Format the lines of the items as a JSON list of strings, one string per line, starting at the first line and ending at the line that contains "leader-12 — [196, 394, 244, 441]", both included. Skip blank lines and leave out every line after that one.

■ **DATA TO USE**:
______________________________

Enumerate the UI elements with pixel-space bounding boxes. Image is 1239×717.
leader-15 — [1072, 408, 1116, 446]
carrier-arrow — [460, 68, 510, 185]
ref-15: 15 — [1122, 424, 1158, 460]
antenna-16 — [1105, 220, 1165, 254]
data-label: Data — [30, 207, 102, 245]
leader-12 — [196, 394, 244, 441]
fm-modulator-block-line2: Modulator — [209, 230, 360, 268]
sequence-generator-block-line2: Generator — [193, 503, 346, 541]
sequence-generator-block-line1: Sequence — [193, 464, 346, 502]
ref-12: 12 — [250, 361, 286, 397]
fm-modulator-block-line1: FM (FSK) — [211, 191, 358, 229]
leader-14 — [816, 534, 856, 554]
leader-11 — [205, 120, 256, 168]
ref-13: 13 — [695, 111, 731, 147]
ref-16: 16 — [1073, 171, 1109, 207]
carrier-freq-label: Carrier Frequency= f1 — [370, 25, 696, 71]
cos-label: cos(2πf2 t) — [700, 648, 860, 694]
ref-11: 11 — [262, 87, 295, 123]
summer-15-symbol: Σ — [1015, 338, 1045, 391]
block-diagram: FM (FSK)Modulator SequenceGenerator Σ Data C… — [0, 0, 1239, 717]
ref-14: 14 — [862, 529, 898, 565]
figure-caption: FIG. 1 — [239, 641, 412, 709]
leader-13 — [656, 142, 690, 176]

______________________________

■ **OUTPUT BELOW**:
[
  "Enumerate the UI elements with pixel-space bounding boxes. Image is 1239×717.",
  "leader-15 — [1072, 408, 1116, 446]",
  "carrier-arrow — [460, 68, 510, 185]",
  "ref-15: 15 — [1122, 424, 1158, 460]",
  "antenna-16 — [1105, 220, 1165, 254]",
  "data-label: Data — [30, 207, 102, 245]",
  "leader-12 — [196, 394, 244, 441]"
]